■ Exercise task
Select, from the material below, each line with "this" in it.

━━ Materials provided ━━

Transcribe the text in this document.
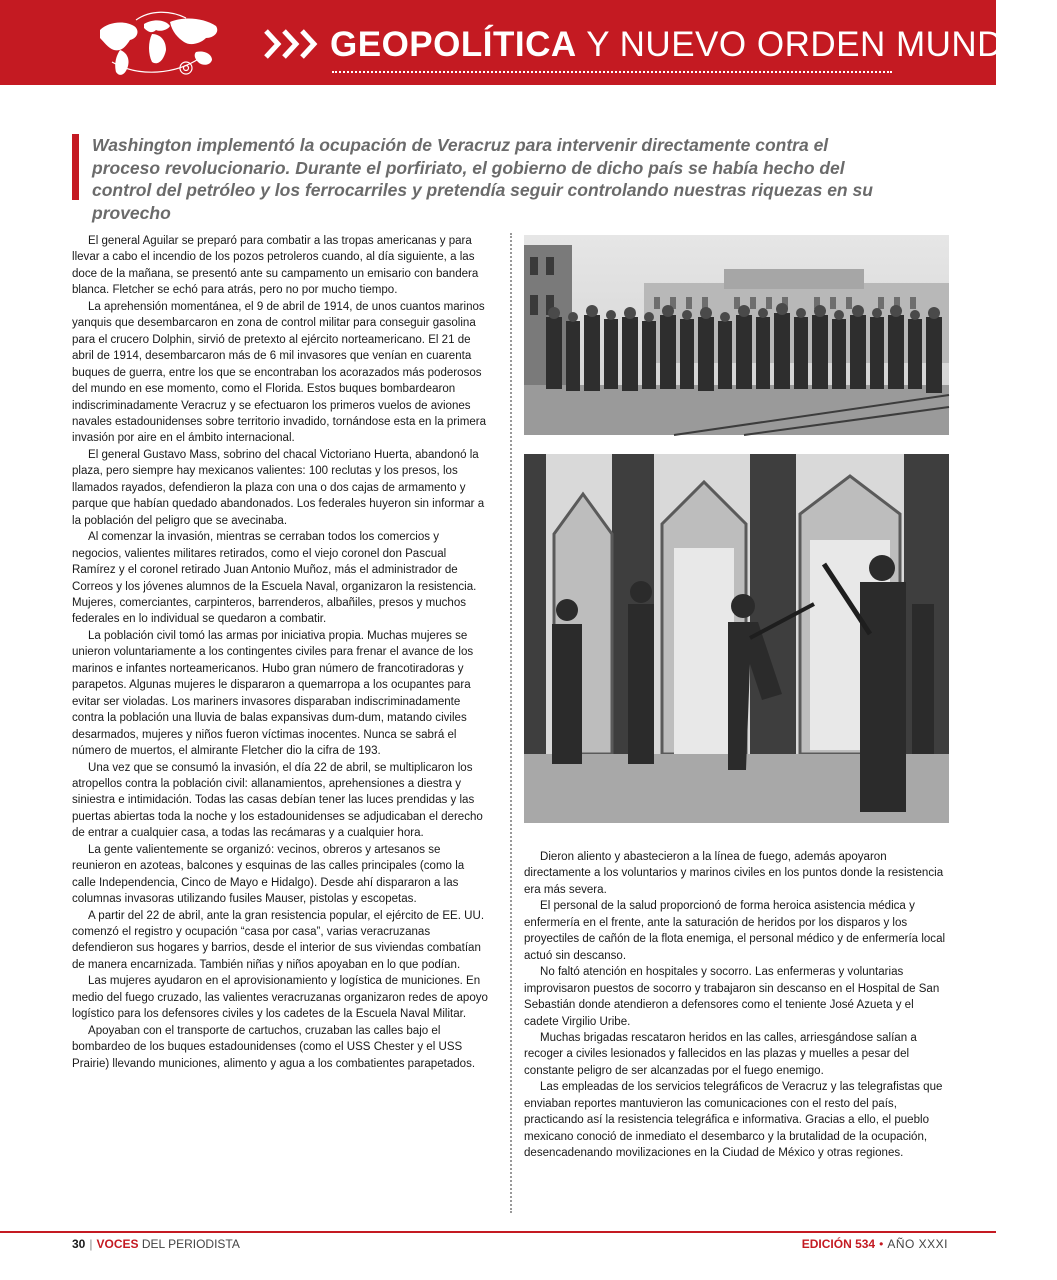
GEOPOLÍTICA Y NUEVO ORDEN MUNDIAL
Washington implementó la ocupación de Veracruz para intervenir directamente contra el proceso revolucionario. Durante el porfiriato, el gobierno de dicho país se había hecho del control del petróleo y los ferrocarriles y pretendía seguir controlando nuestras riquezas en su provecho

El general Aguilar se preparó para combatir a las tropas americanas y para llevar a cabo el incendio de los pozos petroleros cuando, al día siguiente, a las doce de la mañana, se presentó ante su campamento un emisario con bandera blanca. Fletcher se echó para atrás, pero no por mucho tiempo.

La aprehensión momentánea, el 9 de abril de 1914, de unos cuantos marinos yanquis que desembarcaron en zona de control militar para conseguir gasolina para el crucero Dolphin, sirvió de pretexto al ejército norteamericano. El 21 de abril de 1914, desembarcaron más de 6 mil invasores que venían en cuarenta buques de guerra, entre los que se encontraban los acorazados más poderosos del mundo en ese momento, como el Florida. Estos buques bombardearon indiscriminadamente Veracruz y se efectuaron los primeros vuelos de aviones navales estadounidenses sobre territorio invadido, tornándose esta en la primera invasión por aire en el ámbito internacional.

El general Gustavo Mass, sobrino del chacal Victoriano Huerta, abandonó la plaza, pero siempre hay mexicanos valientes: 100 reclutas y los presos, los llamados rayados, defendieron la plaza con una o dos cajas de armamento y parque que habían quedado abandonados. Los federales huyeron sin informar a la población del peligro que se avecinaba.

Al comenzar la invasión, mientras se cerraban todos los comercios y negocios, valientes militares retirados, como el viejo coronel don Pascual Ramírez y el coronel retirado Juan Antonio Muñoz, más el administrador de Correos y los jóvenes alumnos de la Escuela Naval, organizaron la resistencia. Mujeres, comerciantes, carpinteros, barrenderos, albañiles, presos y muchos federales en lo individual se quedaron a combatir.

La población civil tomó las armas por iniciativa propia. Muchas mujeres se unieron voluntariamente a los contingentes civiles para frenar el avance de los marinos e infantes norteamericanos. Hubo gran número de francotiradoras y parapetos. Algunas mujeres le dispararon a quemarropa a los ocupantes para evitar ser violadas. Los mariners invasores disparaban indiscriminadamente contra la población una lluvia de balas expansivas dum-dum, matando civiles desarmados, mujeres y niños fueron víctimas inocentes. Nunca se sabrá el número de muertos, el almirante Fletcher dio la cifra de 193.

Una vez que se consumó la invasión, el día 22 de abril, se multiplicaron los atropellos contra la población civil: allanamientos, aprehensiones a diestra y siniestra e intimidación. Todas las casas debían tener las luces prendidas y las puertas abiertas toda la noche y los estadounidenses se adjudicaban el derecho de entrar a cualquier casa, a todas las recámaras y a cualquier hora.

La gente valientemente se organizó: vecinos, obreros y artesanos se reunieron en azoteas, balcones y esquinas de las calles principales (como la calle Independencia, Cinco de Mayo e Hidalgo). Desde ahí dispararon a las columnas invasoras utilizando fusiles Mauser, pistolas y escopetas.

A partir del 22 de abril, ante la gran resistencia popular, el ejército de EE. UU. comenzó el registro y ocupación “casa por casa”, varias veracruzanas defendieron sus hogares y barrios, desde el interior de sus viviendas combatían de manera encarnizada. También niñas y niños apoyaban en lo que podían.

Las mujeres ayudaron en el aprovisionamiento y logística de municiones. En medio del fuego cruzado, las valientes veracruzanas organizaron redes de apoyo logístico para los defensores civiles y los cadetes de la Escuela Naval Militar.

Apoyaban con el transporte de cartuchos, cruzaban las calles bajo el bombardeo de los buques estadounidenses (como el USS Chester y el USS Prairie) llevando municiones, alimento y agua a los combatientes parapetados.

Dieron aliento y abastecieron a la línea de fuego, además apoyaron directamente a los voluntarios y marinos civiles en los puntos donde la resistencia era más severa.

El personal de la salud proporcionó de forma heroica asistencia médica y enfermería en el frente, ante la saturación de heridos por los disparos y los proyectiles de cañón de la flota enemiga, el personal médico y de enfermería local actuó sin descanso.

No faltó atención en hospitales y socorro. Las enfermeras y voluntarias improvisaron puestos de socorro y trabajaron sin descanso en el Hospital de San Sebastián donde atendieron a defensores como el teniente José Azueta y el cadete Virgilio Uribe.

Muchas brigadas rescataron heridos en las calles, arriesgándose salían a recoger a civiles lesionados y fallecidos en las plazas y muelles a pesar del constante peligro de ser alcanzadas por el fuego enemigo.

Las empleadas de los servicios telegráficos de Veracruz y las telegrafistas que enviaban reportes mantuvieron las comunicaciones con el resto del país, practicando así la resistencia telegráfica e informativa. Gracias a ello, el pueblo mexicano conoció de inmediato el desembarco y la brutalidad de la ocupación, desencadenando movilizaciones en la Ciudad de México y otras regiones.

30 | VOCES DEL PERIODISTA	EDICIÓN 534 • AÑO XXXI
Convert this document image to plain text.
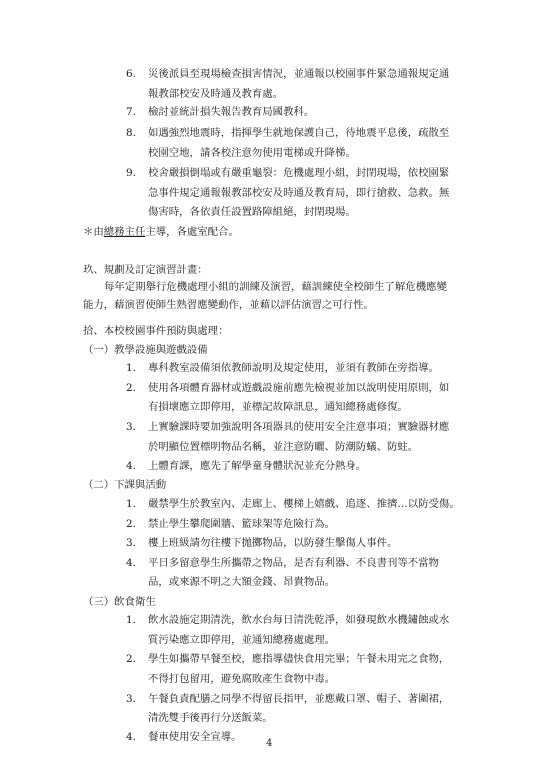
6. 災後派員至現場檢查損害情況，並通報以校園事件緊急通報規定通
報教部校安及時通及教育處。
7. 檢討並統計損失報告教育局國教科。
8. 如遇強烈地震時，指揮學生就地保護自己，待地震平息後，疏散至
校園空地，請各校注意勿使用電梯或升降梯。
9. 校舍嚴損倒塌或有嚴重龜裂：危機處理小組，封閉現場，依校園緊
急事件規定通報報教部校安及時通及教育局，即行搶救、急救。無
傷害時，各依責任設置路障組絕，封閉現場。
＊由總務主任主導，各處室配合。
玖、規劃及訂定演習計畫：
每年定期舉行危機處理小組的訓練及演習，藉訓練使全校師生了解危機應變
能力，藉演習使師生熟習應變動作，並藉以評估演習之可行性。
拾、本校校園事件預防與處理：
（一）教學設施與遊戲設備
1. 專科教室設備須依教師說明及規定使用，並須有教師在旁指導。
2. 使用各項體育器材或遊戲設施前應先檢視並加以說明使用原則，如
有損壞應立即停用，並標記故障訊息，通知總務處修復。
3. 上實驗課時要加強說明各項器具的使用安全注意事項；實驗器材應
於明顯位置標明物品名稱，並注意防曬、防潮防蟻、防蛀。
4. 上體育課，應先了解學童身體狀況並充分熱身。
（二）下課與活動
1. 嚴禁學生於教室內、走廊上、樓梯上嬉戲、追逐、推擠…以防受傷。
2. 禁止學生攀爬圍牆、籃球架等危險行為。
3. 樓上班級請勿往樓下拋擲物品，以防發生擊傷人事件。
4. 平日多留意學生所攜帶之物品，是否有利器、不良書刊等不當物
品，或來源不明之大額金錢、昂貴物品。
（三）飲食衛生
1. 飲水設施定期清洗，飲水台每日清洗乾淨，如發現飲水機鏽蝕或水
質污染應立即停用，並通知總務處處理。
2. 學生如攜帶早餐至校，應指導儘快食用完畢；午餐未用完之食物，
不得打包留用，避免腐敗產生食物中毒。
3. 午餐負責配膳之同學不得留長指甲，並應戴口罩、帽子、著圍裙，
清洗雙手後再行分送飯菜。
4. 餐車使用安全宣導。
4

━━━

■ Finished answer
Transcribe the text in this document.
Convert this document image to plain text.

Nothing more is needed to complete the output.